— start of Provided data —

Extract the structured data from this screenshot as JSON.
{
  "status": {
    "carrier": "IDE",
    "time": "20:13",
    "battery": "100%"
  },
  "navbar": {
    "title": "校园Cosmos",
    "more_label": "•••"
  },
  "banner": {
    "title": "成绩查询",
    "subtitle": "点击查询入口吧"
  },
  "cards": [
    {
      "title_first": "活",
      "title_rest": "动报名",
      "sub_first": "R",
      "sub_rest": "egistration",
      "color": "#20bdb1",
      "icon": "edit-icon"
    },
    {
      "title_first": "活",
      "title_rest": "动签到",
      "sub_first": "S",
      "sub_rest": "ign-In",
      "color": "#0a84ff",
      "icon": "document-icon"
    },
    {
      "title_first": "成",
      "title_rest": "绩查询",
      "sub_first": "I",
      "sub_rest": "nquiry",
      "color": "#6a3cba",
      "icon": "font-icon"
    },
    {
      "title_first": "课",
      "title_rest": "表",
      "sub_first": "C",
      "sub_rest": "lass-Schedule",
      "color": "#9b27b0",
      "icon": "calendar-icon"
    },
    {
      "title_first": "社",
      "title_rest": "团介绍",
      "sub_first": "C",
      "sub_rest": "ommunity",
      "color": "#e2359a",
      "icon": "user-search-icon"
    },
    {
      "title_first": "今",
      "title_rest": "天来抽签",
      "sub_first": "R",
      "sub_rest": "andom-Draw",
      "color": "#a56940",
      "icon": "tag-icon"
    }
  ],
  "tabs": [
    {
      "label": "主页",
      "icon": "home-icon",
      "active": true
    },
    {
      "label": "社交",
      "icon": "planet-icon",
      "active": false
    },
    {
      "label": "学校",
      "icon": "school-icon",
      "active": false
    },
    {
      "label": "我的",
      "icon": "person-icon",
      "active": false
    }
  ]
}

— end of Provided data —

#### Problem to solve:
Select the lines from the entries that include the word "color".

#### Task result:
      "color": "#20bdb1",
      "color": "#0a84ff",
      "color": "#6a3cba",
      "color": "#9b27b0",
      "color": "#e2359a",
      "color": "#a56940",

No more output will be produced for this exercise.